**Work instructions**
State the number of lines that hold the string "this", with nothing added.

**Stored records**
— begin —

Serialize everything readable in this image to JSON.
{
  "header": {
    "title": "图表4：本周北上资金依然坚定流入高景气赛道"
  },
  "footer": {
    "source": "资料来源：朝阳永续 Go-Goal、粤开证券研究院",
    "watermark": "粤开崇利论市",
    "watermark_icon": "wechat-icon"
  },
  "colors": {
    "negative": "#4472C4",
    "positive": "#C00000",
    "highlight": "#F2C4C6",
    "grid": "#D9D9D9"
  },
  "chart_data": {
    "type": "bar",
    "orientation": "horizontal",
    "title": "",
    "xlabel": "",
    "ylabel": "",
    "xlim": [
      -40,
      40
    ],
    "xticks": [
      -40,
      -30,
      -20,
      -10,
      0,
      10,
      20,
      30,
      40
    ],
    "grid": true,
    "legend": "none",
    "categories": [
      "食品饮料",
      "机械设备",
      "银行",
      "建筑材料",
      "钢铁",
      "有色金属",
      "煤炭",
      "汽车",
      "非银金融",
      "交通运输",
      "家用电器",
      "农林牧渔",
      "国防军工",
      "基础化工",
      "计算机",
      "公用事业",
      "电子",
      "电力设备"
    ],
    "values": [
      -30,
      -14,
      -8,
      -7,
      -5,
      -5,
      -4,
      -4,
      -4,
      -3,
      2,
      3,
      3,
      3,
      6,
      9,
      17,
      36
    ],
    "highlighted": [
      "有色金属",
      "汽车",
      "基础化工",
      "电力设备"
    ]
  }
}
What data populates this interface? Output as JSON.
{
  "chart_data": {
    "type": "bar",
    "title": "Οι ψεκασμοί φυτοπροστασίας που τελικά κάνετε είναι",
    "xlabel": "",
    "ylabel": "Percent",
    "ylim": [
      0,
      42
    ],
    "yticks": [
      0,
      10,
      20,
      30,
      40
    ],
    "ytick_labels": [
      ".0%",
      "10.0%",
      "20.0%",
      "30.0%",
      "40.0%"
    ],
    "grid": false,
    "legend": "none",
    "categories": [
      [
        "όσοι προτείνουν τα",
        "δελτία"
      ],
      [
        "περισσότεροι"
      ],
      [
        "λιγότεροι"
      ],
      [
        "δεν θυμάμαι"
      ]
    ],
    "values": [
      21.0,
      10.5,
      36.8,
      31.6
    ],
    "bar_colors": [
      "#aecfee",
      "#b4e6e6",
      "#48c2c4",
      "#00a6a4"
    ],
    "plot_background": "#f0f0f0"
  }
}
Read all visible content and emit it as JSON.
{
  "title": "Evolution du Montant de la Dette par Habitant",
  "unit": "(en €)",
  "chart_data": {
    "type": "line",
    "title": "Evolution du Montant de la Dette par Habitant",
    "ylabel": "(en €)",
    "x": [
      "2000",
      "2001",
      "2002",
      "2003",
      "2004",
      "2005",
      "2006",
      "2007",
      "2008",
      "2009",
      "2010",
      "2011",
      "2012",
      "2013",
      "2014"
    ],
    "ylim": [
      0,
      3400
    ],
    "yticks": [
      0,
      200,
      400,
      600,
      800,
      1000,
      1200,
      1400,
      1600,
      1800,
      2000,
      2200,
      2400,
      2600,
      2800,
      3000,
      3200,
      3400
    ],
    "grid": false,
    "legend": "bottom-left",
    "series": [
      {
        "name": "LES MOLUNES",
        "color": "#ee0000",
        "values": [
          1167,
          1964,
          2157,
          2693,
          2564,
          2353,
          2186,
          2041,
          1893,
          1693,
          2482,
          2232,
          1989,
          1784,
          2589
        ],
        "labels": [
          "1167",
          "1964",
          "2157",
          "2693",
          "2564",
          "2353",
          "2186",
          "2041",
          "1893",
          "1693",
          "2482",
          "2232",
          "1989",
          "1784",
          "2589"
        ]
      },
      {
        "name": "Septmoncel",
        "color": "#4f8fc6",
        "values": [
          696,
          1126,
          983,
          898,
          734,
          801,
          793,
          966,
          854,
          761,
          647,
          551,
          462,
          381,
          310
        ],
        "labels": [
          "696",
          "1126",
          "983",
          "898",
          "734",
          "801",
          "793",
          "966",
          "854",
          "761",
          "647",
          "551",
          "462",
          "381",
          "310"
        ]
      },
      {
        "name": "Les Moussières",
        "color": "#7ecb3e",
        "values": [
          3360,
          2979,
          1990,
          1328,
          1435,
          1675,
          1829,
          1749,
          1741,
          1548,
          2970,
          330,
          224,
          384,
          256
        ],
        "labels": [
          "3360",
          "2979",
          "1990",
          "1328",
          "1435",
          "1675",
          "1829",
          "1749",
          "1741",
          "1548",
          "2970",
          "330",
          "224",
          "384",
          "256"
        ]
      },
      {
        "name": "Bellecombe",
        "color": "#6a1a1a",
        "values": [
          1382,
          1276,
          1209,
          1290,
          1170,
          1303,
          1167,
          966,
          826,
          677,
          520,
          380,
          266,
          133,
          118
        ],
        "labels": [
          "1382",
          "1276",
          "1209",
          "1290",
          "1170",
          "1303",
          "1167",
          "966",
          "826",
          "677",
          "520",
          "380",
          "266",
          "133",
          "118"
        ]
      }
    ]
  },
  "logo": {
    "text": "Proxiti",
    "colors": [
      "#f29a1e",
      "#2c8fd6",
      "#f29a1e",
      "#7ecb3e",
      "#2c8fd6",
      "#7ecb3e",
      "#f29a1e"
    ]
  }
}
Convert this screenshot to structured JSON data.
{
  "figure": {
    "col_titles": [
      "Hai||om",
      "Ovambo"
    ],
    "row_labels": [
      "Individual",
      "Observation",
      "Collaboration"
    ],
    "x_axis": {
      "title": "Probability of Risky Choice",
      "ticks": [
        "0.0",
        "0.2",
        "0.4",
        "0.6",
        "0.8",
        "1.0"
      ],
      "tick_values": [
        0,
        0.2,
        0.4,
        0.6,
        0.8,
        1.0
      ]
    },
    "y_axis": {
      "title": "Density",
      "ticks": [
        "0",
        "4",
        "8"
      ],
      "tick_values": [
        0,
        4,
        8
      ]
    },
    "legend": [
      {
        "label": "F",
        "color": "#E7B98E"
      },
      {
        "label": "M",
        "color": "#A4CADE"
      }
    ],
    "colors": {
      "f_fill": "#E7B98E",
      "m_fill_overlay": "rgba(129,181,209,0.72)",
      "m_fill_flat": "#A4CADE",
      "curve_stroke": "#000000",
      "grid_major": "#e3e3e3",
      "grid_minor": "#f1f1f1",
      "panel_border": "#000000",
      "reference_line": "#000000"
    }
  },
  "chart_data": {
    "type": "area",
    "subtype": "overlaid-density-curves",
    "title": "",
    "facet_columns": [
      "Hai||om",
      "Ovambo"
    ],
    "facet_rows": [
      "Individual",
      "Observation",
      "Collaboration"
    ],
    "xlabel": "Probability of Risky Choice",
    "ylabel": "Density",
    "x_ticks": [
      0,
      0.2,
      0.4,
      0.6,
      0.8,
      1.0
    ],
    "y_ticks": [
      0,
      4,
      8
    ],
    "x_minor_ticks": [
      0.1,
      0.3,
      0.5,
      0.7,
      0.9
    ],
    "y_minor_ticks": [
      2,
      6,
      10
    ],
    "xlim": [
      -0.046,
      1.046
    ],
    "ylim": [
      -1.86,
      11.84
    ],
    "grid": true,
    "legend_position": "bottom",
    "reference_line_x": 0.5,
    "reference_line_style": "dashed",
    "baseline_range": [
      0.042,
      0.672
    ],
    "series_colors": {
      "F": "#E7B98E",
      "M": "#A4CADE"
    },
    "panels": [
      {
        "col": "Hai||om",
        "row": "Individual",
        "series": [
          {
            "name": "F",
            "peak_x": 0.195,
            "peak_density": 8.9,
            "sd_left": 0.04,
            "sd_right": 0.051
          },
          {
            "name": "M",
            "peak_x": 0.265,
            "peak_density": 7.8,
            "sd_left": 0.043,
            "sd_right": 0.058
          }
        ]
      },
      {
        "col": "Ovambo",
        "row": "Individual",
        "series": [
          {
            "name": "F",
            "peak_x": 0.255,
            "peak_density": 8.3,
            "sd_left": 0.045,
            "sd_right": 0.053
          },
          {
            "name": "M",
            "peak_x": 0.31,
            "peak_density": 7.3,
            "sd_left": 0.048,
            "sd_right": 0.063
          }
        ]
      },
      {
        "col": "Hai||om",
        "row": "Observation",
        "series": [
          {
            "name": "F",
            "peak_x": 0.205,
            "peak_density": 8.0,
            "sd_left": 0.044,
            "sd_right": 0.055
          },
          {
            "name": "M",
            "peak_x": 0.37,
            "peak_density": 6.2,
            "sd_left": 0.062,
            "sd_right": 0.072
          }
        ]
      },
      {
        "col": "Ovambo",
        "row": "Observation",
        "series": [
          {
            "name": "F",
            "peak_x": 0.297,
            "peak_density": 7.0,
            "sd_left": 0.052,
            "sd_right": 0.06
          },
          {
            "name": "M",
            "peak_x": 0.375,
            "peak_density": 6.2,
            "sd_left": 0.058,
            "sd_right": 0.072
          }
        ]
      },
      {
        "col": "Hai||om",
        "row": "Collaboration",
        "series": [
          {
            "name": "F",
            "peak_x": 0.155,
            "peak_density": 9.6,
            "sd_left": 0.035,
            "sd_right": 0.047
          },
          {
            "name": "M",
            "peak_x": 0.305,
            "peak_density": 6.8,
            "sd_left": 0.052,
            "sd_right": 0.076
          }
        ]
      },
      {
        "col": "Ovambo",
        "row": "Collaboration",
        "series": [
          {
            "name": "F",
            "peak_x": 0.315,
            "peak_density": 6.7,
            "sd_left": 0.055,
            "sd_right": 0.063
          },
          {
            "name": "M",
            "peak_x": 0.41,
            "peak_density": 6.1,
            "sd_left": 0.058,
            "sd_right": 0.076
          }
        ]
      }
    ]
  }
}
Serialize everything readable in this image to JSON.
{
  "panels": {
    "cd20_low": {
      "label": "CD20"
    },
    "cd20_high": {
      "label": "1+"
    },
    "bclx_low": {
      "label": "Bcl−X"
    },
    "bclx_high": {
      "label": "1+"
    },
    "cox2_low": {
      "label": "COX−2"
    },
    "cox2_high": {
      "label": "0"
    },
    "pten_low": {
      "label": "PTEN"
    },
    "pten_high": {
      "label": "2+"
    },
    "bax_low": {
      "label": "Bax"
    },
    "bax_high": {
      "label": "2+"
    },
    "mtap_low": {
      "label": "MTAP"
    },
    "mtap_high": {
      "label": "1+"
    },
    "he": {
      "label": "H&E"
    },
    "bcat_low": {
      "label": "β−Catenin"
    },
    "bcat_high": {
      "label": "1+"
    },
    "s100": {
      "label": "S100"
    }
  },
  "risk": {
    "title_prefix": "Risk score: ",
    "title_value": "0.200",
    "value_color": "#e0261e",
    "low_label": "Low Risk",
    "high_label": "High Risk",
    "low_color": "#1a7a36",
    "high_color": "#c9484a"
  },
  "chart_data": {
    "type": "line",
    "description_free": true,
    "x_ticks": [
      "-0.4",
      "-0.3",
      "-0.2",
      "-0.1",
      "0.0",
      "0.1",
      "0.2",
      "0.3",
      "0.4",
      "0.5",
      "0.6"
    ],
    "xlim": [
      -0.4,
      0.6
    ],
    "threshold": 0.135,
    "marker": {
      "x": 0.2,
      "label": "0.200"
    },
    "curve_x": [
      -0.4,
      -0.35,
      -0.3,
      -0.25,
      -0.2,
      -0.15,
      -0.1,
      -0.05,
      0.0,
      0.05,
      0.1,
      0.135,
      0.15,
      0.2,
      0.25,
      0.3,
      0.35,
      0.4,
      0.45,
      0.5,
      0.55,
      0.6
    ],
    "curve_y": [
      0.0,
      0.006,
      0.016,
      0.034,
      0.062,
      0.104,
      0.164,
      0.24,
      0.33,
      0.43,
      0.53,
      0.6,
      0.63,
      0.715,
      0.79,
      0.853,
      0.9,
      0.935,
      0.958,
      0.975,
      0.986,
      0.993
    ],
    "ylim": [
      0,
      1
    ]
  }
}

— end —

**Solution**
4